§ **STATED GOAL**: Transcribe the records below exactly.

**** EXCERPTED RECORDS

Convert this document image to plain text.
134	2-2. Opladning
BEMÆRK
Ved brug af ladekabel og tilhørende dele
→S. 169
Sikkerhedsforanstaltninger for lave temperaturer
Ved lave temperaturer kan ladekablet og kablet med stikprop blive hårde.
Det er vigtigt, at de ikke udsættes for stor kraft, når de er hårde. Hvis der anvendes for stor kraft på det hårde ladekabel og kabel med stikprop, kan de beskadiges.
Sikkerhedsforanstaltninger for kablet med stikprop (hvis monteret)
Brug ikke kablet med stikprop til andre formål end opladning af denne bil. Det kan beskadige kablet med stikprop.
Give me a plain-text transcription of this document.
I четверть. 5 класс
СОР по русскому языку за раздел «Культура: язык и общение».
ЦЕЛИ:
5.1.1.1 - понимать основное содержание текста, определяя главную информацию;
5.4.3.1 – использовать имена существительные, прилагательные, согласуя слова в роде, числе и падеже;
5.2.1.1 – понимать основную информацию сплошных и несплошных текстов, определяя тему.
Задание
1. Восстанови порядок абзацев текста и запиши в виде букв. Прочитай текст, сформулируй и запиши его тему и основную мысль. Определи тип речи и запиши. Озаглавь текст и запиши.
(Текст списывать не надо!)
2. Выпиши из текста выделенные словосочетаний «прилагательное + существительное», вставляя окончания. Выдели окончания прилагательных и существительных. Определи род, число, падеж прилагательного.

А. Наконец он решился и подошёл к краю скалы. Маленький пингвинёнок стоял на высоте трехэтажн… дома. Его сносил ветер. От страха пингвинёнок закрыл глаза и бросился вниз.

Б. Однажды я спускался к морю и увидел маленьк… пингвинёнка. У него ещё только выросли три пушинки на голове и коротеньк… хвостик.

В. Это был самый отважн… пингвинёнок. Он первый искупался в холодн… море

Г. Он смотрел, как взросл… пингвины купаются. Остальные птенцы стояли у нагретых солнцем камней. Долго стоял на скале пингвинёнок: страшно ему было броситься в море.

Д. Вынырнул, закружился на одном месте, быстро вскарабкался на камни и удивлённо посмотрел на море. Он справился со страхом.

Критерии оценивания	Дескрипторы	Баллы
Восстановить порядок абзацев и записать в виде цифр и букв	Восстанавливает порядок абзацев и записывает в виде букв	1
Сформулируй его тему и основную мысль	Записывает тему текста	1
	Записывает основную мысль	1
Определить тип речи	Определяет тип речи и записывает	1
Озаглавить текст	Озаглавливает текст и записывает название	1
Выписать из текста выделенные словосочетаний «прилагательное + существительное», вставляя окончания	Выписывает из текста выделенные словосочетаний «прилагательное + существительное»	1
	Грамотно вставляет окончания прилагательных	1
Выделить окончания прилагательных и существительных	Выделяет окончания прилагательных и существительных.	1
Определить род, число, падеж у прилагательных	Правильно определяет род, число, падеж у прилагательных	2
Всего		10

********

§ **RESPONSE TO THIS TASK**:
Convert this document image to plain text.
134	2-2. Opladning
BEMÆRK
Ved brug af ladekabel og tilhørende dele
→S. 169
Sikkerhedsforanstaltninger for lave temperaturer
Ved lave temperaturer kan ladekablet og kablet med stikprop blive hårde.
Det er vigtigt, at de ikke udsættes for stor kraft, når de er hårde. Hvis der anvendes for stor kraft på det hårde ladekabel og kabel med stikprop, kan de beskadiges.
Sikkerhedsforanstaltninger for kablet med stikprop (hvis monteret)
Brug ikke kablet med stikprop til andre formål end opladning af denne bil. Det kan beskadige kablet med stikprop.
Give me a plain-text transcription of this document.
I четверть. 5 класс
СОР по русскому языку за раздел «Культура: язык и общение».
ЦЕЛИ:
5.1.1.1 - понимать основное содержание текста, определяя главную информацию;
5.4.3.1 – использовать имена существительные, прилагательные, согласуя слова в роде, числе и падеже;
5.2.1.1 – понимать основную информацию сплошных и несплошных текстов, определяя тему.
Задание
1. Восстанови порядок абзацев текста и запиши в виде букв. Прочитай текст, сформулируй и запиши его тему и основную мысль. Определи тип речи и запиши. Озаглавь текст и запиши.
(Текст списывать не надо!)
2. Выпиши из текста выделенные словосочетаний «прилагательное + существительное», вставляя окончания. Выдели окончания прилагательных и существительных. Определи род, число, падеж прилагательного.

А. Наконец он решился и подошёл к краю скалы. Маленький пингвинёнок стоял на высоте трехэтажн… дома. Его сносил ветер. От страха пингвинёнок закрыл глаза и бросился вниз.

Б. Однажды я спускался к морю и увидел маленьк… пингвинёнка. У него ещё только выросли три пушинки на голове и коротеньк… хвостик.

В. Это был самый отважн… пингвинёнок. Он первый искупался в холодн… море

Г. Он смотрел, как взросл… пингвины купаются. Остальные птенцы стояли у нагретых солнцем камней. Долго стоял на скале пингвинёнок: страшно ему было броситься в море.

Д. Вынырнул, закружился на одном месте, быстро вскарабкался на камни и удивлённо посмотрел на море. Он справился со страхом.

Критерии оценивания	Дескрипторы	Баллы
Восстановить порядок абзацев и записать в виде цифр и букв	Восстанавливает порядок абзацев и записывает в виде букв	1
Сформулируй его тему и основную мысль	Записывает тему текста	1
	Записывает основную мысль	1
Определить тип речи	Определяет тип речи и записывает	1
Озаглавить текст	Озаглавливает текст и записывает название	1
Выписать из текста выделенные словосочетаний «прилагательное + существительное», вставляя окончания	Выписывает из текста выделенные словосочетаний «прилагательное + существительное»	1
	Грамотно вставляет окончания прилагательных	1
Выделить окончания прилагательных и существительных	Выделяет окончания прилагательных и существительных.	1
Определить род, число, падеж у прилагательных	Правильно определяет род, число, падеж у прилагательных	2
Всего		10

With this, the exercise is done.